So, to teach myself and understand regular expressions properly, I've decided to do what I always do when trying to learn something; i.e., try to write something ambitious that I'll probably abandon as soon as I feel I've learnt enough.
To this end, I want to write a regular expression parser in Python. In this case, "learn enough" means that I want to implement a parser that can understand Perl's extended regex syntax completely. However, it doesn't have to be the most efficient parser or even necessarily usable in the real-world. It merely has to correctly match or fail to match a pattern in a string.
The question is, where do I start? I know almost nothing about how regexes are parsed and interpreted apart from the fact that it involves a finite state automaton in some way. Any suggestions for how to approach this rather daunting problem would be much appreciated.
EDIT: I should clarify that while I'm going to implement the regex parser in Python, I'm not overly fussed about what programming language the examples or articles are written in. As long as it's not in Brainfuck, I will probably understand enough of it to make it worth my while.

Writing an implementation of a regular expression engine is indeed a quite complex task.
But if you are interested in how to do it, even if you can't understand enough of the details to actually implement it, I would recommend that you at least look at this article:
Regular Expression Matching Can Be Simple And Fast
(but is slow in Java, Perl, PHP, Python, Ruby, ...)
It explains how many of the popular programming languages implement regular expressions in a way that can be very slow for some regular expressions, and explains a slightly different method that is faster. The article includes some details of how the proposed implementation works, including some source code in C. It may be a bit heavy reading if you are just starting to learn regular expressions, but I think it is well worth knowing about the difference between the two approaches.

I've already given a +1 to Mark Byers - but as far as I remember the paper doesn't really say that much about how regular expression matching works beyond explaining why one algorithm is bad and another much better. Maybe something in the links?
I'll focus on the good approach - creating finite automata. If you limit yourself to deterministic automata with no minimisation, this isn't really too difficult.
What I'll (very quickly) describe is the approach taken in Modern Compiler Design.

──────

**OBJECTIVE**: Continue the forum thread on writing a regular expression parser in Python, starting after its last sentence.

──────

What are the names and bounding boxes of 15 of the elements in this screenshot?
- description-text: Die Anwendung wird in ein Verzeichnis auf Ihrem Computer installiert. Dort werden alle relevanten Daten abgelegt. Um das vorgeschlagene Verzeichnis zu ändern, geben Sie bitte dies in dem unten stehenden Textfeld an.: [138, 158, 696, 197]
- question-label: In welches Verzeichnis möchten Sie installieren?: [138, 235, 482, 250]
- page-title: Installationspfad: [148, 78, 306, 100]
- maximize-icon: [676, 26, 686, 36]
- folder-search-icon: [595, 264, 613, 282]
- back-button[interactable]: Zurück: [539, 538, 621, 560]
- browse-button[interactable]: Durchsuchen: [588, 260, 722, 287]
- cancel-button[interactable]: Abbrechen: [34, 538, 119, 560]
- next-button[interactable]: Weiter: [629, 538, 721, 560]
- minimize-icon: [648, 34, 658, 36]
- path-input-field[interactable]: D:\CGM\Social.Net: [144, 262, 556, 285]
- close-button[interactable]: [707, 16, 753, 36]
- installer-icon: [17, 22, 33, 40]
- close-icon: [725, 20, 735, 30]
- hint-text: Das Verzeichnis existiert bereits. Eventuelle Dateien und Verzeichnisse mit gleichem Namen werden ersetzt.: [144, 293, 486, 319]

──────

**FINAL RESULT**:
Imagine you have the following regular expression...
a (b c)* d
The letters represent literal characters to match. The * is the usual zero-or-more repetitions match. The basic idea is to derive states based on dotted rules. State zero we'll take as the state where nothing has been matched yet, so the dot goes at the front...
0 : .a (b c)* d
The only possible match is 'a', so the next state we derive is...
1 : a.(b c)* d
We now have two possibilities - match the 'b' (if there's at least one repeat of 'b c') or match the 'd' otherwise. Note - we are basically doing a digraph search here (either depth first or breadth first or whatever) but we are discovering the digraph as we search it. Assuming a breadth-first strategy, we'll need to queue one of our cases for later consideration, but I'll ignore that issue from here on. Anyway, we've discovered two new states...
2 : a (b.c)* d
3 : a (b c)* d.
State 3 is an end state (there may be more than one). For state 2, we can only match the 'c', but we need to be careful with the dot position afterwards. We get "a.(b c)* d" - which is the same as state 1, so we don't need a new state.
IIRC, the approach in Modern Compiler Design is to translate a rule when you hit an operator, in order to simplify the handling of the dot. State 1 would be transformed to...
1 : a.b c (b c)* d
a.d
That is, your next option is either to match the first repetition or to skip the repetition. The next states from this are equivalent to states 2 and 3. An advantage of this approach is that you can discard all your past matches (everything before the '.') as you only care about future matches. This typically gives a smaller state model (but not necessarily a minimal one).
EDIT If you do discard already matched details, your state description is a representation of the set of strings that can occur from this point on.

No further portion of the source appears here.